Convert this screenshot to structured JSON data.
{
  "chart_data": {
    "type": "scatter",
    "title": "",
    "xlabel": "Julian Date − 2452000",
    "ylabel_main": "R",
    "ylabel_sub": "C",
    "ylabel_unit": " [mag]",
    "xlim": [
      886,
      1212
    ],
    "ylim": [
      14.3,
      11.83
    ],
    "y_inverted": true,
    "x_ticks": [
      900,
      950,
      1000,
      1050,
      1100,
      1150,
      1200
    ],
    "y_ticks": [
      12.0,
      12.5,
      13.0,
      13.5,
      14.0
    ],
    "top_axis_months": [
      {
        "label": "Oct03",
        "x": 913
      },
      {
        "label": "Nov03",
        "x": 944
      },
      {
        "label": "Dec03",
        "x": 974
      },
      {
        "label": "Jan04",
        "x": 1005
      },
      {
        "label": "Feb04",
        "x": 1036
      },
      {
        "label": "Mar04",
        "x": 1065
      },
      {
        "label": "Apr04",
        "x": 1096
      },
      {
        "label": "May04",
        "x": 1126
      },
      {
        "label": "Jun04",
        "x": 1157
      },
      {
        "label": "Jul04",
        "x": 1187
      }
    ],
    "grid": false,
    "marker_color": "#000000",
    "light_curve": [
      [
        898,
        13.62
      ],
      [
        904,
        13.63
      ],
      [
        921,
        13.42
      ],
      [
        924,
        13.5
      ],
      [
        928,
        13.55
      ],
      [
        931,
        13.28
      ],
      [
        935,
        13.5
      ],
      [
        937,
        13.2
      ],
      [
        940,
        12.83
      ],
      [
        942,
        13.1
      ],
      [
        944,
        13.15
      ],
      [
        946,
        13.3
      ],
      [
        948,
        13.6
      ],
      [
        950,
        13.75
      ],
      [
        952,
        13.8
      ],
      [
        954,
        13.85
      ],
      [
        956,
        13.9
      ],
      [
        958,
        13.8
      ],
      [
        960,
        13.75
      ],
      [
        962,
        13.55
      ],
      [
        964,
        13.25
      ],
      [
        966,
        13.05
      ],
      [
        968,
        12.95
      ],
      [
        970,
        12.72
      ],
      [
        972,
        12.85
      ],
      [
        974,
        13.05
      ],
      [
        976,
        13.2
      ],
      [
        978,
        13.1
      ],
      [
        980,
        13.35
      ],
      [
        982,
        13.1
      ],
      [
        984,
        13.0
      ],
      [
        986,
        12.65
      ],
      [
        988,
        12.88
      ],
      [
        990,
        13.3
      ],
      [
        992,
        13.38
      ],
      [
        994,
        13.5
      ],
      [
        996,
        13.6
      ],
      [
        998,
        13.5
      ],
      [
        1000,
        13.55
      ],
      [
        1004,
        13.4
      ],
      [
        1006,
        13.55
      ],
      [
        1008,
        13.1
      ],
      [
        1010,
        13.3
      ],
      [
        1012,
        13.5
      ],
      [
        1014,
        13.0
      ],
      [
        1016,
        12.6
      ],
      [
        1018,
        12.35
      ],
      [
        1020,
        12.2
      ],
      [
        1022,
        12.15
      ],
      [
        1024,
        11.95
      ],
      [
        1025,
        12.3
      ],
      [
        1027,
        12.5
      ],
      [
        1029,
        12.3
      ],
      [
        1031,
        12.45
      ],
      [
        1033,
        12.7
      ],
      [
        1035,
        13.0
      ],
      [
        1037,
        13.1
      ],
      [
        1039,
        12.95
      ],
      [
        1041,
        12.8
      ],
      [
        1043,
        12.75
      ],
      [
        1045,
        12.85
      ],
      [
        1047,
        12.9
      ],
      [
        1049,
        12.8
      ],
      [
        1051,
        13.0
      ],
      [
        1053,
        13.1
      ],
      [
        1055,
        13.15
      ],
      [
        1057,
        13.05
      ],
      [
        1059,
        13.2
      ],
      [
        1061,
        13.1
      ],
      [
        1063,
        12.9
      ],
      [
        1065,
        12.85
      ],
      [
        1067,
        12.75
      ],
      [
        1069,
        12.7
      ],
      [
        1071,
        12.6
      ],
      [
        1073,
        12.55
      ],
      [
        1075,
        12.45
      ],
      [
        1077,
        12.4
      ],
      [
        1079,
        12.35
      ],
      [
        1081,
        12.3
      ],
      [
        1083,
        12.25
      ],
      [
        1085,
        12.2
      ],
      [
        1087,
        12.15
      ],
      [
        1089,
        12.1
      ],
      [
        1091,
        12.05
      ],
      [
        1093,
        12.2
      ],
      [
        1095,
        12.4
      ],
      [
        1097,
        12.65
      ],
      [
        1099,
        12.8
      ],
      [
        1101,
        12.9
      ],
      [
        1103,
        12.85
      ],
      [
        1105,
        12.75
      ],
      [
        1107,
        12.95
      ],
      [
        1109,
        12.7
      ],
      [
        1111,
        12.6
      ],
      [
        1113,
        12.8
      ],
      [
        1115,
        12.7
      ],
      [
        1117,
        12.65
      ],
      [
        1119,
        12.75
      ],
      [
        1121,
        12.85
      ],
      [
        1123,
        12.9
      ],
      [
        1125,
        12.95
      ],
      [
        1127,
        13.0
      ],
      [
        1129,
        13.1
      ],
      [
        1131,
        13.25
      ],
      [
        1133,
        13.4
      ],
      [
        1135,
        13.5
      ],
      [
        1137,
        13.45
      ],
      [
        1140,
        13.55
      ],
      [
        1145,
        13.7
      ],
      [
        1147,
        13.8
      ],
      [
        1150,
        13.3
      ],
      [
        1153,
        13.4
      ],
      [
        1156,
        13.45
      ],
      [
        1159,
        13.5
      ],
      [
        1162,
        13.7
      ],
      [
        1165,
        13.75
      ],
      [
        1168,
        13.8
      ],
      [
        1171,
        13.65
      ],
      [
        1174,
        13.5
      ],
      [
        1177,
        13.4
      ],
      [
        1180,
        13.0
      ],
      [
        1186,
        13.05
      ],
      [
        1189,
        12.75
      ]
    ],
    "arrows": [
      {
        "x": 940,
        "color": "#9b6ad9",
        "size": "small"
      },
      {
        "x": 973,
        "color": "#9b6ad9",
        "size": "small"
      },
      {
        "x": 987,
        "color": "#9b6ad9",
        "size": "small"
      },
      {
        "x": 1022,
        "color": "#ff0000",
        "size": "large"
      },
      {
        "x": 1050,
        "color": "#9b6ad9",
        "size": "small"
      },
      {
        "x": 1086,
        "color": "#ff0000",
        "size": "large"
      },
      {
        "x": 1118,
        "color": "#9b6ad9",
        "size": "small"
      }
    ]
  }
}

- WHAT THE TASK ASKS -
Retype the whole listing, matching it exactly.

- EXPECTED ANSWER -
Convert this screenshot to structured JSON data.
{
  "chart_data": {
    "type": "scatter",
    "title": "",
    "xlabel": "Julian Date − 2452000",
    "ylabel_main": "R",
    "ylabel_sub": "C",
    "ylabel_unit": " [mag]",
    "xlim": [
      886,
      1212
    ],
    "ylim": [
      14.3,
      11.83
    ],
    "y_inverted": true,
    "x_ticks": [
      900,
      950,
      1000,
      1050,
      1100,
      1150,
      1200
    ],
    "y_ticks": [
      12.0,
      12.5,
      13.0,
      13.5,
      14.0
    ],
    "top_axis_months": [
      {
        "label": "Oct03",
        "x": 913
      },
      {
        "label": "Nov03",
        "x": 944
      },
      {
        "label": "Dec03",
        "x": 974
      },
      {
        "label": "Jan04",
        "x": 1005
      },
      {
        "label": "Feb04",
        "x": 1036
      },
      {
        "label": "Mar04",
        "x": 1065
      },
      {
        "label": "Apr04",
        "x": 1096
      },
      {
        "label": "May04",
        "x": 1126
      },
      {
        "label": "Jun04",
        "x": 1157
      },
      {
        "label": "Jul04",
        "x": 1187
      }
    ],
    "grid": false,
    "marker_color": "#000000",
    "light_curve": [
      [
        898,
        13.62
      ],
      [
        904,
        13.63
      ],
      [
        921,
        13.42
      ],
      [
        924,
        13.5
      ],
      [
        928,
        13.55
      ],
      [
        931,
        13.28
      ],
      [
        935,
        13.5
      ],
      [
        937,
        13.2
      ],
      [
        940,
        12.83
      ],
      [
        942,
        13.1
      ],
      [
        944,
        13.15
      ],
      [
        946,
        13.3
      ],
      [
        948,
        13.6
      ],
      [
        950,
        13.75
      ],
      [
        952,
        13.8
      ],
      [
        954,
        13.85
      ],
      [
        956,
        13.9
      ],
      [
        958,
        13.8
      ],
      [
        960,
        13.75
      ],
      [
        962,
        13.55
      ],
      [
        964,
        13.25
      ],
      [
        966,
        13.05
      ],
      [
        968,
        12.95
      ],
      [
        970,
        12.72
      ],
      [
        972,
        12.85
      ],
      [
        974,
        13.05
      ],
      [
        976,
        13.2
      ],
      [
        978,
        13.1
      ],
      [
        980,
        13.35
      ],
      [
        982,
        13.1
      ],
      [
        984,
        13.0
      ],
      [
        986,
        12.65
      ],
      [
        988,
        12.88
      ],
      [
        990,
        13.3
      ],
      [
        992,
        13.38
      ],
      [
        994,
        13.5
      ],
      [
        996,
        13.6
      ],
      [
        998,
        13.5
      ],
      [
        1000,
        13.55
      ],
      [
        1004,
        13.4
      ],
      [
        1006,
        13.55
      ],
      [
        1008,
        13.1
      ],
      [
        1010,
        13.3
      ],
      [
        1012,
        13.5
      ],
      [
        1014,
        13.0
      ],
      [
        1016,
        12.6
      ],
      [
        1018,
        12.35
      ],
      [
        1020,
        12.2
      ],
      [
        1022,
        12.15
      ],
      [
        1024,
        11.95
      ],
      [
        1025,
        12.3
      ],
      [
        1027,
        12.5
      ],
      [
        1029,
        12.3
      ],
      [
        1031,
        12.45
      ],
      [
        1033,
        12.7
      ],
      [
        1035,
        13.0
      ],
      [
        1037,
        13.1
      ],
      [
        1039,
        12.95
      ],
      [
        1041,
        12.8
      ],
      [
        1043,
        12.75
      ],
      [
        1045,
        12.85
      ],
      [
        1047,
        12.9
      ],
      [
        1049,
        12.8
      ],
      [
        1051,
        13.0
      ],
      [
        1053,
        13.1
      ],
      [
        1055,
        13.15
      ],
      [
        1057,
        13.05
      ],
      [
        1059,
        13.2
      ],
      [
        1061,
        13.1
      ],
      [
        1063,
        12.9
      ],
      [
        1065,
        12.85
      ],
      [
        1067,
        12.75
      ],
      [
        1069,
        12.7
      ],
      [
        1071,
        12.6
      ],
      [
        1073,
        12.55
      ],
      [
        1075,
        12.45
      ],
      [
        1077,
        12.4
      ],
      [
        1079,
        12.35
      ],
      [
        1081,
        12.3
      ],
      [
        1083,
        12.25
      ],
      [
        1085,
        12.2
      ],
      [
        1087,
        12.15
      ],
      [
        1089,
        12.1
      ],
      [
        1091,
        12.05
      ],
      [
        1093,
        12.2
      ],
      [
        1095,
        12.4
      ],
      [
        1097,
        12.65
      ],
      [
        1099,
        12.8
      ],
      [
        1101,
        12.9
      ],
      [
        1103,
        12.85
      ],
      [
        1105,
        12.75
      ],
      [
        1107,
        12.95
      ],
      [
        1109,
        12.7
      ],
      [
        1111,
        12.6
      ],
      [
        1113,
        12.8
      ],
      [
        1115,
        12.7
      ],
      [
        1117,
        12.65
      ],
      [
        1119,
        12.75
      ],
      [
        1121,
        12.85
      ],
      [
        1123,
        12.9
      ],
      [
        1125,
        12.95
      ],
      [
        1127,
        13.0
      ],
      [
        1129,
        13.1
      ],
      [
        1131,
        13.25
      ],
      [
        1133,
        13.4
      ],
      [
        1135,
        13.5
      ],
      [
        1137,
        13.45
      ],
      [
        1140,
        13.55
      ],
      [
        1145,
        13.7
      ],
      [
        1147,
        13.8
      ],
      [
        1150,
        13.3
      ],
      [
        1153,
        13.4
      ],
      [
        1156,
        13.45
      ],
      [
        1159,
        13.5
      ],
      [
        1162,
        13.7
      ],
      [
        1165,
        13.75
      ],
      [
        1168,
        13.8
      ],
      [
        1171,
        13.65
      ],
      [
        1174,
        13.5
      ],
      [
        1177,
        13.4
      ],
      [
        1180,
        13.0
      ],
      [
        1186,
        13.05
      ],
      [
        1189,
        12.75
      ]
    ],
    "arrows": [
      {
        "x": 940,
        "color": "#9b6ad9",
        "size": "small"
      },
      {
        "x": 973,
        "color": "#9b6ad9",
        "size": "small"
      },
      {
        "x": 987,
        "color": "#9b6ad9",
        "size": "small"
      },
      {
        "x": 1022,
        "color": "#ff0000",
        "size": "large"
      },
      {
        "x": 1050,
        "color": "#9b6ad9",
        "size": "small"
      },
      {
        "x": 1086,
        "color": "#ff0000",
        "size": "large"
      },
      {
        "x": 1118,
        "color": "#9b6ad9",
        "size": "small"
      }
    ]
  }
}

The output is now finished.